Pictures stay out; everything else in the records below is copied exactly.

→ Records:
---
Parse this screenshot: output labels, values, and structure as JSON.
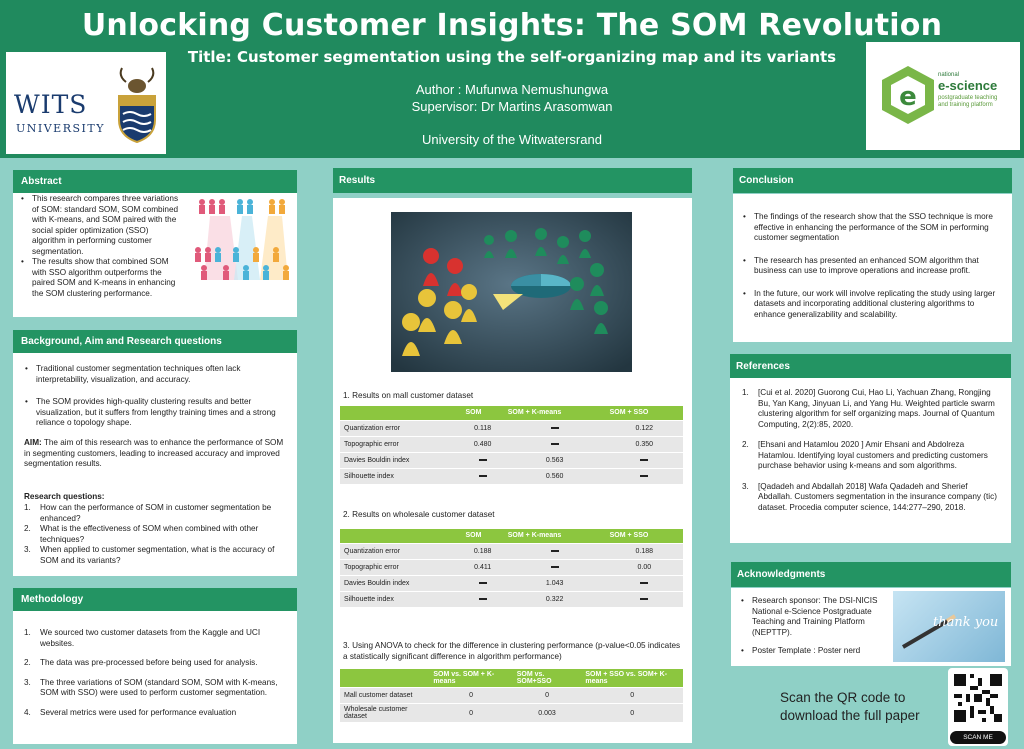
{
  "header": {
    "title": "Unlocking Customer Insights: The SOM Revolution",
    "subtitle": "Title: Customer segmentation using the self-organizing map and its variants",
    "author": "Author : Mufunwa Nemushungwa",
    "supervisor": "Supervisor: Dr Martins Arasomwan",
    "university": "University of the Witwatersrand",
    "wits_logo_text": "WITS",
    "wits_logo_sub": "UNIVERSITY",
    "nesci_small": "national",
    "nesci_big": "e-science",
    "nesci_line1": "postgraduate teaching",
    "nesci_line2": "and training platform"
  },
  "abstract": {
    "heading": "Abstract",
    "bullets": [
      "This research compares three variations of SOM: standard SOM, SOM combined with K-means, and SOM paired with the social spider optimization (SSO) algorithm in performing customer segmentation.",
      "The results show that combined SOM with SSO algorithm outperforms the paired SOM and K-means in enhancing the SOM clustering performance."
    ]
  },
  "background": {
    "heading": "Background, Aim and Research questions",
    "bullets": [
      "Traditional customer segmentation techniques often lack interpretability, visualization, and accuracy.",
      "The SOM provides high-quality clustering results and better visualization, but it suffers from lengthy training times and a strong reliance o topology shape."
    ],
    "aim_label": "AIM:",
    "aim_text": " The aim of this research was to enhance the performance of SOM in segmenting customers, leading to increased accuracy and improved segmentation results.",
    "rq_heading": "Research questions:",
    "questions": [
      {
        "num": "1.",
        "text": "How can the performance of SOM in customer segmentation be enhanced?"
      },
      {
        "num": "2.",
        "text": "What is the effectiveness of SOM when combined with other techniques?"
      },
      {
        "num": "3.",
        "text": "When applied to customer segmentation, what is the accuracy of SOM and its variants?"
      }
    ]
  },
  "methodology": {
    "heading": "Methodology",
    "items": [
      {
        "num": "1.",
        "text": "We sourced two customer datasets from the Kaggle and UCI websites."
      },
      {
        "num": "2.",
        "text": "The data was pre-processed before being used for analysis."
      },
      {
        "num": "3.",
        "text": "The three variations of SOM (standard SOM, SOM with K-means, SOM with SSO) were used  to perform customer segmentation."
      },
      {
        "num": "4.",
        "text": "Several metrics were used for performance evaluation"
      }
    ]
  },
  "results": {
    "heading": "Results",
    "t1": {
      "caption": "1. Results on mall customer dataset",
      "headers": [
        "",
        "SOM",
        "SOM + K-means",
        "SOM + SSO"
      ],
      "rows": [
        [
          "Quantization error",
          "0.118",
          "—",
          "0.122"
        ],
        [
          "Topographic error",
          "0.480",
          "—",
          "0.350"
        ],
        [
          "Davies Bouldin index",
          "—",
          "0.563",
          "—"
        ],
        [
          "Silhouette index",
          "—",
          "0.560",
          "—"
        ]
      ]
    },
    "t2": {
      "caption": "2. Results on wholesale customer dataset",
      "headers": [
        "",
        "SOM",
        "SOM + K-means",
        "SOM + SSO"
      ],
      "rows": [
        [
          "Quantization error",
          "0.188",
          "—",
          "0.188"
        ],
        [
          "Topographic error",
          "0.411",
          "—",
          "0.00"
        ],
        [
          "Davies Bouldin index",
          "—",
          "1.043",
          "—"
        ],
        [
          "Silhouette index",
          "—",
          "0.322",
          "—"
        ]
      ]
    },
    "t3": {
      "caption": "3. Using ANOVA to check for the difference in clustering performance (p-value<0.05 indicates a statistically significant difference in algorithm performance)",
      "headers": [
        "",
        "SOM vs. SOM + K-means",
        "SOM  vs. SOM+SSO",
        "SOM + SSO vs. SOM+ K-means"
      ],
      "rows": [
        [
          "Mall customer dataset",
          "0",
          "0",
          "0"
        ],
        [
          "Wholesale customer dataset",
          "0",
          "0.003",
          "0"
        ]
      ]
    }
  },
  "conclusion": {
    "heading": "Conclusion",
    "bullets": [
      "The findings of the research  show that the SSO technique is more effective in enhancing the  performance of the SOM in performing customer segmentation",
      "The research has presented an enhanced SOM algorithm that business can use to improve operations and increase profit.",
      "In the future, our work will involve replicating the study using larger datasets and incorporating additional clustering algorithms to enhance generalizability and scalability."
    ]
  },
  "references": {
    "heading": "References",
    "items": [
      {
        "num": "1.",
        "text": "[Cui et al. 2020] Guorong Cui, Hao Li, Yachuan Zhang, Rongjing Bu, Yan Kang, Jinyuan Li, and Yang Hu. Weighted particle swarm clustering algorithm for self organizing maps. Journal of Quantum Computing, 2(2):85, 2020."
      },
      {
        "num": "2.",
        "text": "[Ehsani and Hatamlou 2020 ] Amir Ehsani and Abdolreza Hatamlou. Identifying loyal customers and predicting customers purchase behavior using k-means and som algorithms."
      },
      {
        "num": "3.",
        "text": "[Qadadeh and Abdallah 2018] Wafa Qadadeh and Sherief Abdallah. Customers segmentation in the insurance company (tic) dataset. Procedia computer science, 144:277–290, 2018."
      }
    ]
  },
  "acknowledgments": {
    "heading": "Acknowledgments",
    "bullets": [
      "Research sponsor: The DSI-NICIS National e-Science Postgraduate Teaching and Training Platform (NEPTTP).",
      "Poster Template : Poster nerd"
    ],
    "image_text": "thank you"
  },
  "qr": {
    "text1": "Scan the QR code to",
    "text2": "download the full paper",
    "badge": "SCAN ME"
  }
}
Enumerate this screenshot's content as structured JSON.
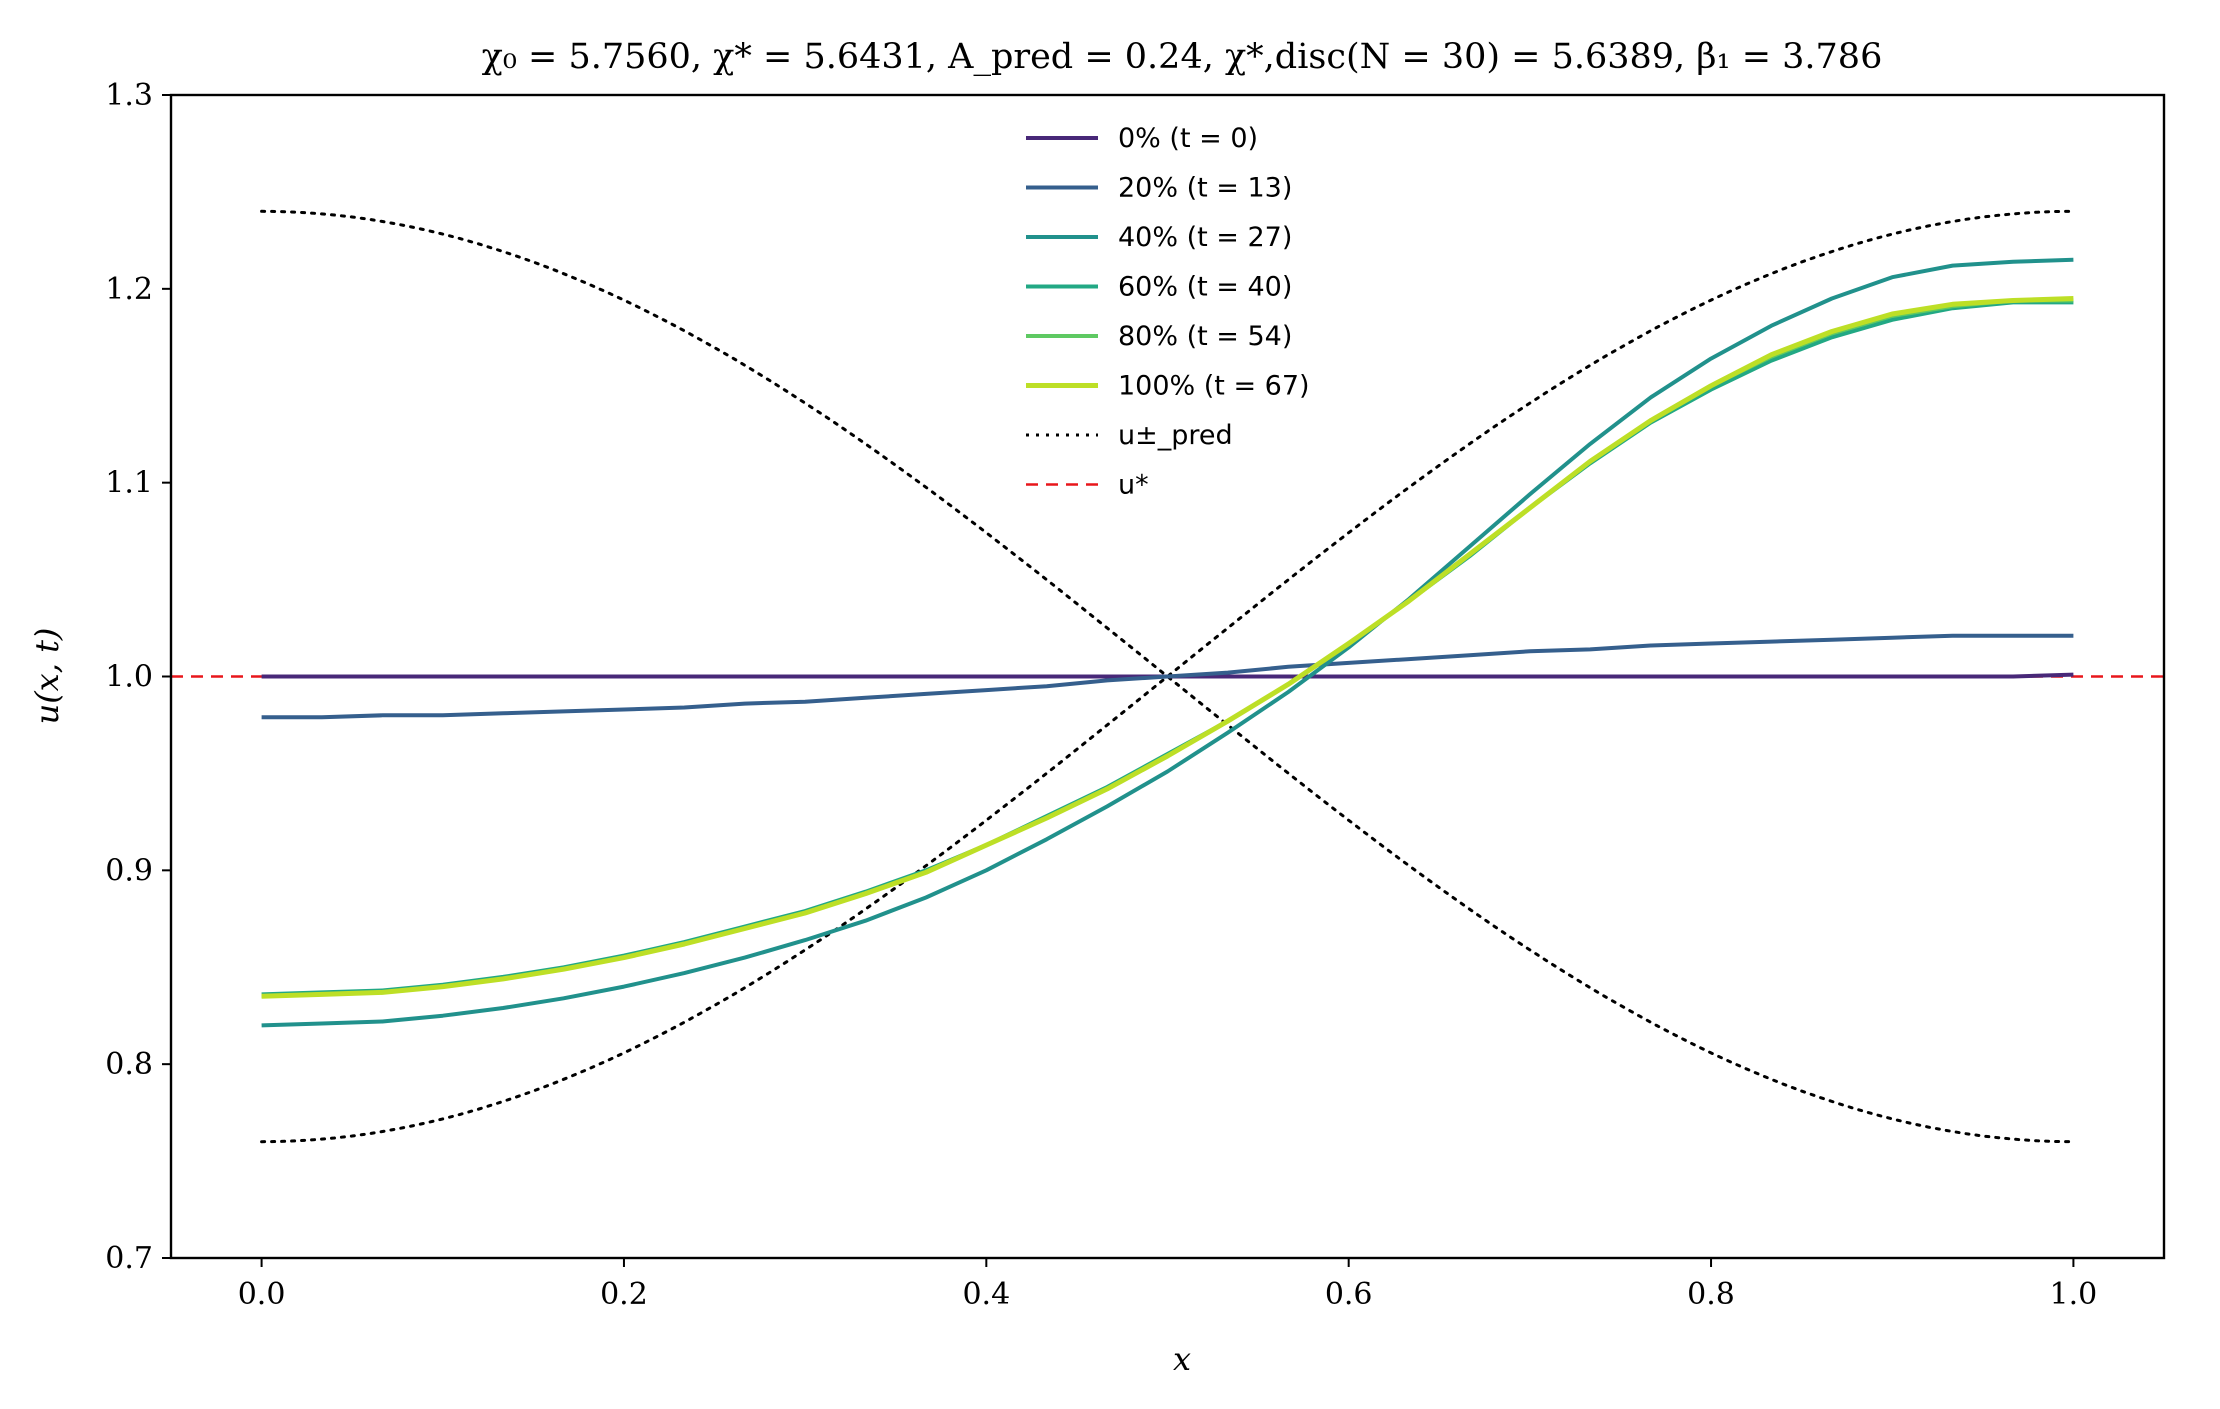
---
→ Complete answer:
Parse this screenshot: output labels, values, and structure as JSON.
{
  "header": {
    "title": "Unlocking Customer Insights: The SOM Revolution",
    "subtitle": "Title: Customer segmentation using the self-organizing map and its variants",
    "author": "Author : Mufunwa Nemushungwa",
    "supervisor": "Supervisor: Dr Martins Arasomwan",
    "university": "University of the Witwatersrand",
    "wits_logo_text": "WITS",
    "wits_logo_sub": "UNIVERSITY",
    "nesci_small": "national",
    "nesci_big": "e-science",
    "nesci_line1": "postgraduate teaching",
    "nesci_line2": "and training platform"
  },
  "abstract": {
    "heading": "Abstract",
    "bullets": [
      "This research compares three variations of SOM: standard SOM, SOM combined with K-means, and SOM paired with the social spider optimization (SSO) algorithm in performing customer segmentation.",
      "The results show that combined SOM with SSO algorithm outperforms the paired SOM and K-means in enhancing the SOM clustering performance."
    ]
  },
  "background": {
    "heading": "Background, Aim and Research questions",
    "bullets": [
      "Traditional customer segmentation techniques often lack interpretability, visualization, and accuracy.",
      "The SOM provides high-quality clustering results and better visualization, but it suffers from lengthy training times and a strong reliance o topology shape."
    ],
    "aim_label": "AIM:",
    "aim_text": " The aim of this research was to enhance the performance of SOM in segmenting customers, leading to increased accuracy and improved segmentation results.",
    "rq_heading": "Research questions:",
    "questions": [
      {
        "num": "1.",
        "text": "How can the performance of SOM in customer segmentation be enhanced?"
      },
      {
        "num": "2.",
        "text": "What is the effectiveness of SOM when combined with other techniques?"
      },
      {
        "num": "3.",
        "text": "When applied to customer segmentation, what is the accuracy of SOM and its variants?"
      }
    ]
  },
  "methodology": {
    "heading": "Methodology",
    "items": [
      {
        "num": "1.",
        "text": "We sourced two customer datasets from the Kaggle and UCI websites."
      },
      {
        "num": "2.",
        "text": "The data was pre-processed before being used for analysis."
      },
      {
        "num": "3.",
        "text": "The three variations of SOM (standard SOM, SOM with K-means, SOM with SSO) were used  to perform customer segmentation."
      },
      {
        "num": "4.",
        "text": "Several metrics were used for performance evaluation"
      }
    ]
  },
  "results": {
    "heading": "Results",
    "t1": {
      "caption": "1. Results on mall customer dataset",
      "headers": [
        "",
        "SOM",
        "SOM + K-means",
        "SOM + SSO"
      ],
      "rows": [
        [
          "Quantization error",
          "0.118",
          "—",
          "0.122"
        ],
        [
          "Topographic error",
          "0.480",
          "—",
          "0.350"
        ],
        [
          "Davies Bouldin index",
          "—",
          "0.563",
          "—"
        ],
        [
          "Silhouette index",
          "—",
          "0.560",
          "—"
        ]
      ]
    },
    "t2": {
      "caption": "2. Results on wholesale customer dataset",
      "headers": [
        "",
        "SOM",
        "SOM + K-means",
        "SOM + SSO"
      ],
      "rows": [
        [
          "Quantization error",
          "0.188",
          "—",
          "0.188"
        ],
        [
          "Topographic error",
          "0.411",
          "—",
          "0.00"
        ],
        [
          "Davies Bouldin index",
          "—",
          "1.043",
          "—"
        ],
        [
          "Silhouette index",
          "—",
          "0.322",
          "—"
        ]
      ]
    },
    "t3": {
      "caption": "3. Using ANOVA to check for the difference in clustering performance (p-value<0.05 indicates a statistically significant difference in algorithm performance)",
      "headers": [
        "",
        "SOM vs. SOM + K-means",
        "SOM  vs. SOM+SSO",
        "SOM + SSO vs. SOM+ K-means"
      ],
      "rows": [
        [
          "Mall customer dataset",
          "0",
          "0",
          "0"
        ],
        [
          "Wholesale customer dataset",
          "0",
          "0.003",
          "0"
        ]
      ]
    }
  },
  "conclusion": {
    "heading": "Conclusion",
    "bullets": [
      "The findings of the research  show that the SSO technique is more effective in enhancing the  performance of the SOM in performing customer segmentation",
      "The research has presented an enhanced SOM algorithm that business can use to improve operations and increase profit.",
      "In the future, our work will involve replicating the study using larger datasets and incorporating additional clustering algorithms to enhance generalizability and scalability."
    ]
  },
  "references": {
    "heading": "References",
    "items": [
      {
        "num": "1.",
        "text": "[Cui et al. 2020] Guorong Cui, Hao Li, Yachuan Zhang, Rongjing Bu, Yan Kang, Jinyuan Li, and Yang Hu. Weighted particle swarm clustering algorithm for self organizing maps. Journal of Quantum Computing, 2(2):85, 2020."
      },
      {
        "num": "2.",
        "text": "[Ehsani and Hatamlou 2020 ] Amir Ehsani and Abdolreza Hatamlou. Identifying loyal customers and predicting customers purchase behavior using k-means and som algorithms."
      },
      {
        "num": "3.",
        "text": "[Qadadeh and Abdallah 2018] Wafa Qadadeh and Sherief Abdallah. Customers segmentation in the insurance company (tic) dataset. Procedia computer science, 144:277–290, 2018."
      }
    ]
  },
  "acknowledgments": {
    "heading": "Acknowledgments",
    "bullets": [
      "Research sponsor: The DSI-NICIS National e-Science Postgraduate Teaching and Training Platform (NEPTTP).",
      "Poster Template : Poster nerd"
    ],
    "image_text": "thank you"
  },
  "qr": {
    "text1": "Scan the QR code to",
    "text2": "download the full paper",
    "badge": "SCAN ME"
  }
}
Enumerate this screenshot's content as structured JSON.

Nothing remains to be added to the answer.